THE TASK:
Don't copy the pictures; return every other part of the records exactly.

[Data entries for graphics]
--------------------

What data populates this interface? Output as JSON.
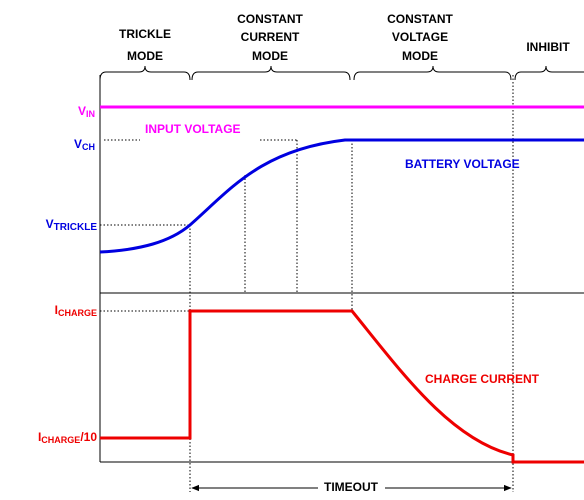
{
  "modes": [
    "TRICKLE MODE",
    "CONSTANT CURRENT MODE",
    "CONSTANT VOLTAGE MODE",
    "INHIBIT"
  ],
  "modes_lines": [
    [
      "TRICKLE",
      "MODE"
    ],
    [
      "CONSTANT",
      "CURRENT",
      "MODE"
    ],
    [
      "CONSTANT",
      "VOLTAGE",
      "MODE"
    ],
    [
      "INHIBIT"
    ]
  ],
  "voltage_labels": {
    "vin": {
      "main": "V",
      "sub": "IN"
    },
    "vch": {
      "main": "V",
      "sub": "CH"
    },
    "vtrickle": {
      "main": "V",
      "sub": "TRICKLE"
    }
  },
  "current_labels": {
    "icharge": {
      "main": "I",
      "sub": "CHARGE"
    },
    "icharge10": {
      "main": "I",
      "sub": "CHARGE",
      "suffix": "/10"
    }
  },
  "annotations": {
    "input_voltage": "INPUT VOLTAGE",
    "battery_voltage": "BATTERY VOLTAGE",
    "charge_current": "CHARGE CURRENT",
    "timeout": "TIMEOUT"
  }
}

--------------------

COMPLETE OUTPUT:
What data populates this interface? Output as JSON.
{
  "modes": [
    "TRICKLE MODE",
    "CONSTANT CURRENT MODE",
    "CONSTANT VOLTAGE MODE",
    "INHIBIT"
  ],
  "modes_lines": [
    [
      "TRICKLE",
      "MODE"
    ],
    [
      "CONSTANT",
      "CURRENT",
      "MODE"
    ],
    [
      "CONSTANT",
      "VOLTAGE",
      "MODE"
    ],
    [
      "INHIBIT"
    ]
  ],
  "voltage_labels": {
    "vin": {
      "main": "V",
      "sub": "IN"
    },
    "vch": {
      "main": "V",
      "sub": "CH"
    },
    "vtrickle": {
      "main": "V",
      "sub": "TRICKLE"
    }
  },
  "current_labels": {
    "icharge": {
      "main": "I",
      "sub": "CHARGE"
    },
    "icharge10": {
      "main": "I",
      "sub": "CHARGE",
      "suffix": "/10"
    }
  },
  "annotations": {
    "input_voltage": "INPUT VOLTAGE",
    "battery_voltage": "BATTERY VOLTAGE",
    "charge_current": "CHARGE CURRENT",
    "timeout": "TIMEOUT"
  }
}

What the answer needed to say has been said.